# Start of DATASET

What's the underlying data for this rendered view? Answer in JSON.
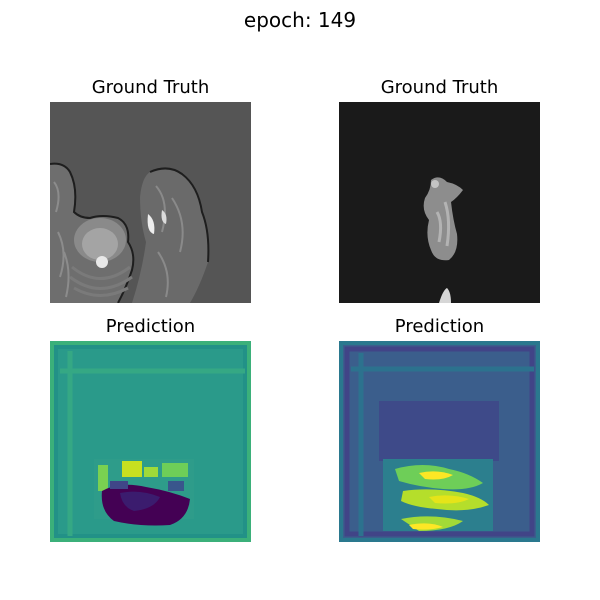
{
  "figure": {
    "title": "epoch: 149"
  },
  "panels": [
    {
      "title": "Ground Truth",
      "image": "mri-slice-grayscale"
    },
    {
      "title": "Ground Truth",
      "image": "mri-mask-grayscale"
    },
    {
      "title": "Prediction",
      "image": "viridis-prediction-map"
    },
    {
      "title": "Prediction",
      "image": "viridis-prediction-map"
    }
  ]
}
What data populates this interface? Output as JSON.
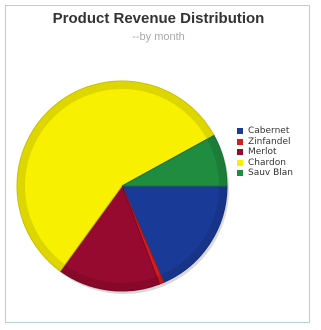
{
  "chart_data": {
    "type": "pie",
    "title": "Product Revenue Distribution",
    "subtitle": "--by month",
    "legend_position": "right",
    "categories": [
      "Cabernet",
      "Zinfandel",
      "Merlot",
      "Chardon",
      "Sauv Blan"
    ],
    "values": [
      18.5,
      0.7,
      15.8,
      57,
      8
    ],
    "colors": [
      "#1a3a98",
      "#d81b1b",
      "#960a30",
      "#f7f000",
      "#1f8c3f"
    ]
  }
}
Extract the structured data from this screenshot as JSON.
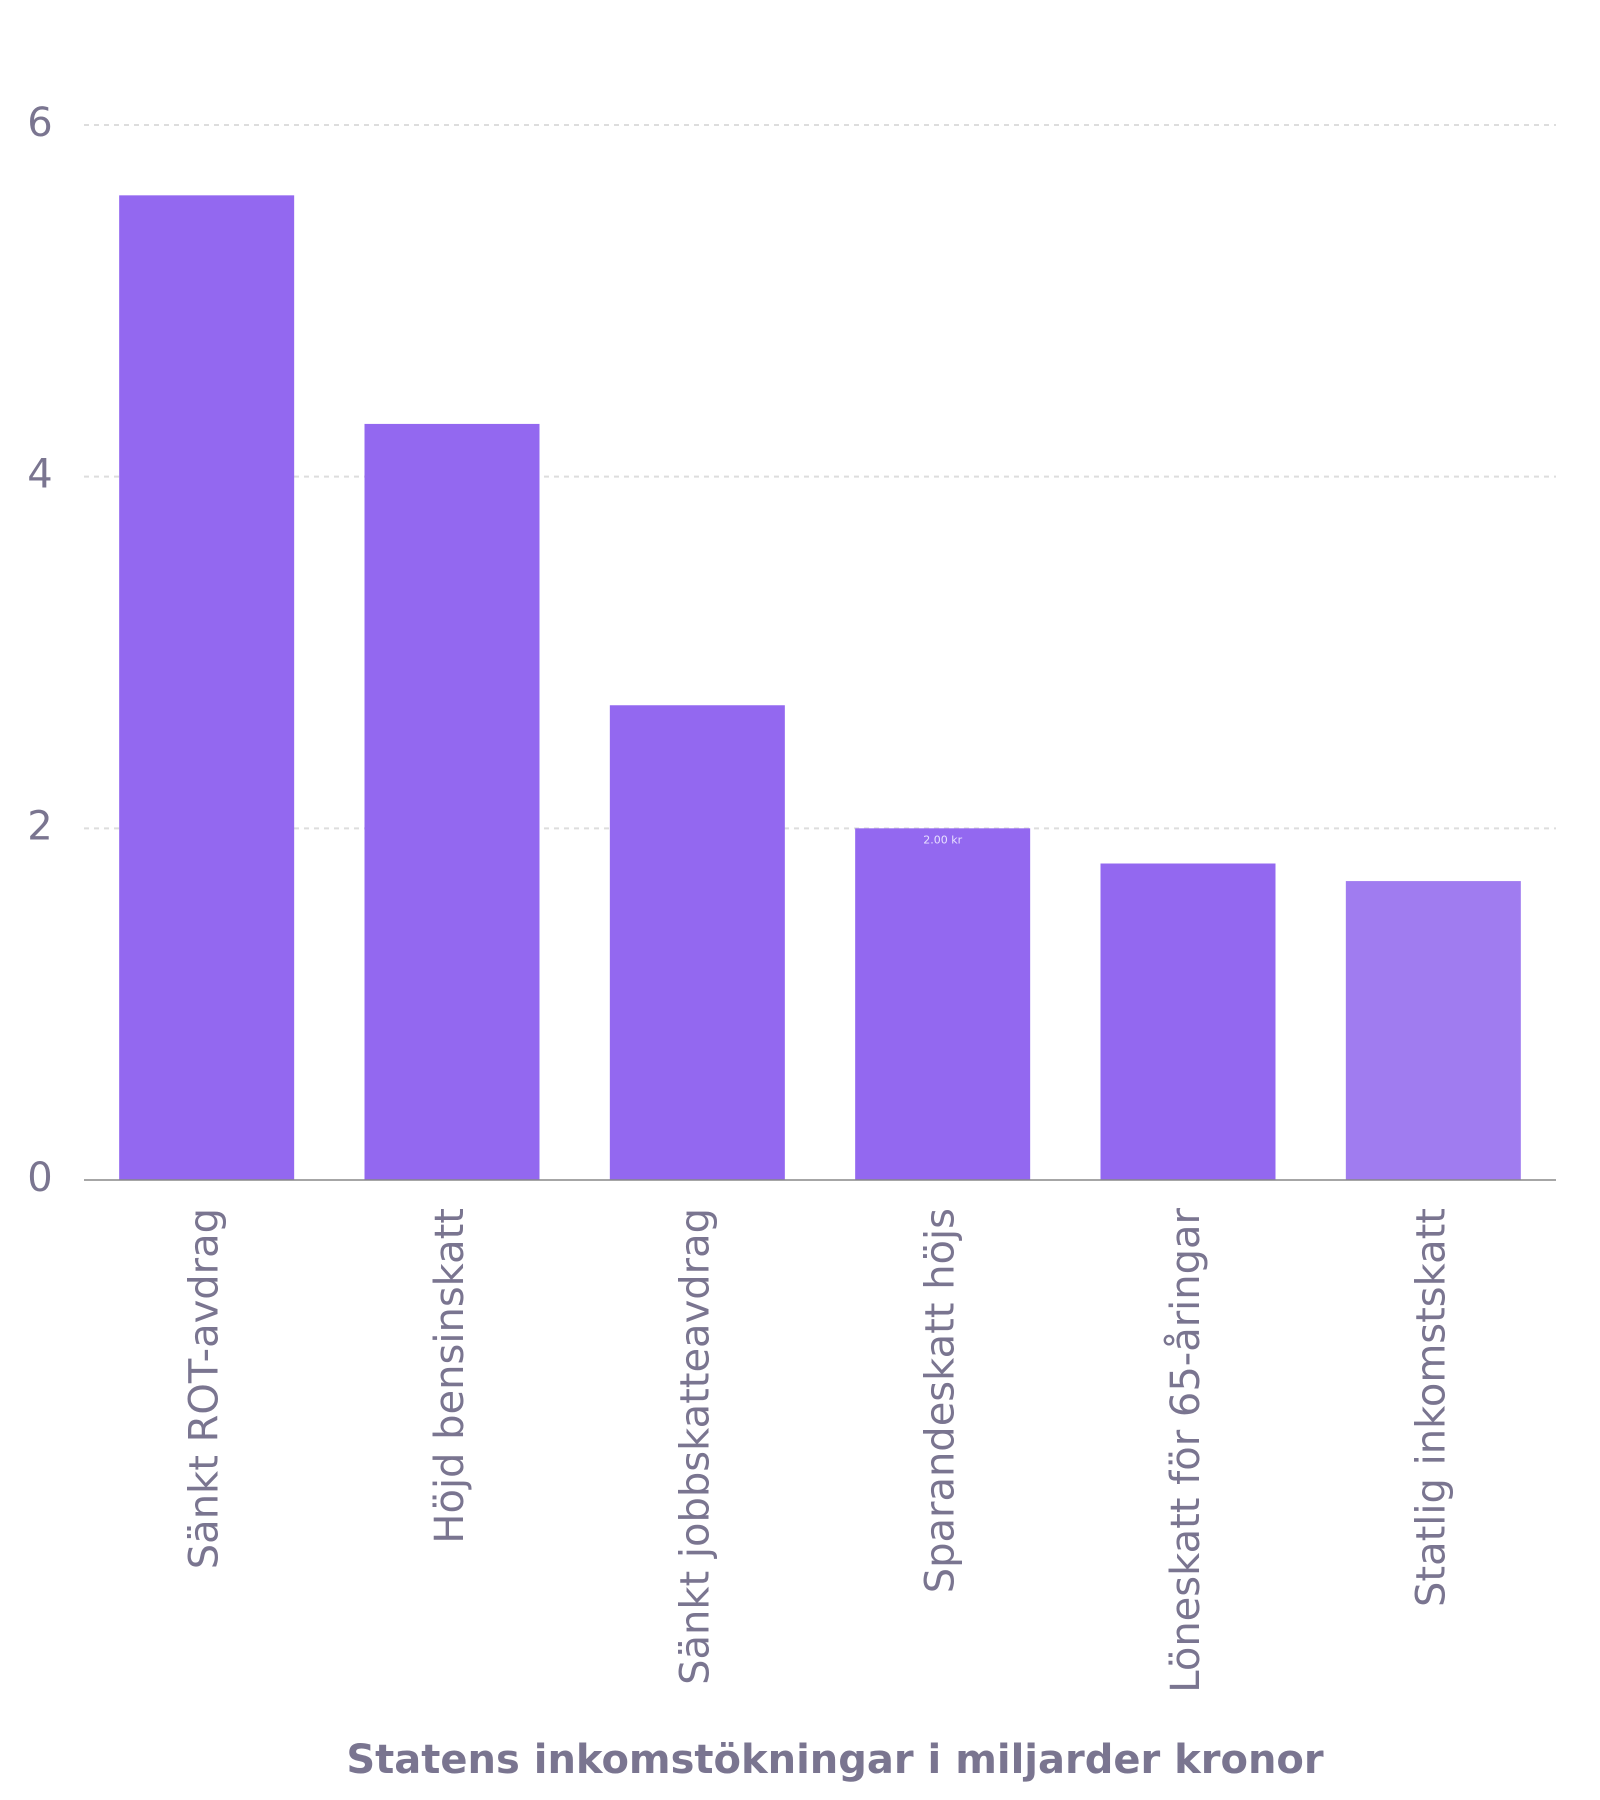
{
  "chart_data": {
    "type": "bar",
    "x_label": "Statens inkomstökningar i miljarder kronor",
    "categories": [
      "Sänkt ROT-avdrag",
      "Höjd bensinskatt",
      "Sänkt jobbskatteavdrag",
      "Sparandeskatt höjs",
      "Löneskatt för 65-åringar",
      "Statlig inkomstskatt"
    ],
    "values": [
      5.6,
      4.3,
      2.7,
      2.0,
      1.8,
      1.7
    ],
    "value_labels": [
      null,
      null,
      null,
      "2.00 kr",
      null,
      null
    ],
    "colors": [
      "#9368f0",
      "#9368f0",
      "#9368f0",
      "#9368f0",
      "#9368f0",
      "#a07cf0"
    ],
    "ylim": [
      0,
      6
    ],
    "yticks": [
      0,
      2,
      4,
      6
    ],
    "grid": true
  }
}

# End of DATASET

**WRITTEN INSTRUCTION**
Output every entry exactly as given; pictures are not part of the copy.

**COMPLETED EXERCISE**
What's the underlying data for this rendered view? Answer in JSON.
{
  "figure": {
    "title": "epoch: 149"
  },
  "panels": [
    {
      "title": "Ground Truth",
      "image": "mri-slice-grayscale"
    },
    {
      "title": "Ground Truth",
      "image": "mri-mask-grayscale"
    },
    {
      "title": "Prediction",
      "image": "viridis-prediction-map"
    },
    {
      "title": "Prediction",
      "image": "viridis-prediction-map"
    }
  ]
}
What data populates this interface? Output as JSON.
{
  "chart_data": {
    "type": "pie",
    "title": "Product Revenue Distribution",
    "subtitle": "--by month",
    "legend_position": "right",
    "categories": [
      "Cabernet",
      "Zinfandel",
      "Merlot",
      "Chardon",
      "Sauv Blan"
    ],
    "values": [
      18.5,
      0.7,
      15.8,
      57,
      8
    ],
    "colors": [
      "#1a3a98",
      "#d81b1b",
      "#960a30",
      "#f7f000",
      "#1f8c3f"
    ]
  }
}
Extract the structured data from this screenshot as JSON.
{
  "chart_data": {
    "type": "bar",
    "x_label": "Statens inkomstökningar i miljarder kronor",
    "categories": [
      "Sänkt ROT-avdrag",
      "Höjd bensinskatt",
      "Sänkt jobbskatteavdrag",
      "Sparandeskatt höjs",
      "Löneskatt för 65-åringar",
      "Statlig inkomstskatt"
    ],
    "values": [
      5.6,
      4.3,
      2.7,
      2.0,
      1.8,
      1.7
    ],
    "value_labels": [
      null,
      null,
      null,
      "2.00 kr",
      null,
      null
    ],
    "colors": [
      "#9368f0",
      "#9368f0",
      "#9368f0",
      "#9368f0",
      "#9368f0",
      "#a07cf0"
    ],
    "ylim": [
      0,
      6
    ],
    "yticks": [
      0,
      2,
      4,
      6
    ],
    "grid": true
  }
}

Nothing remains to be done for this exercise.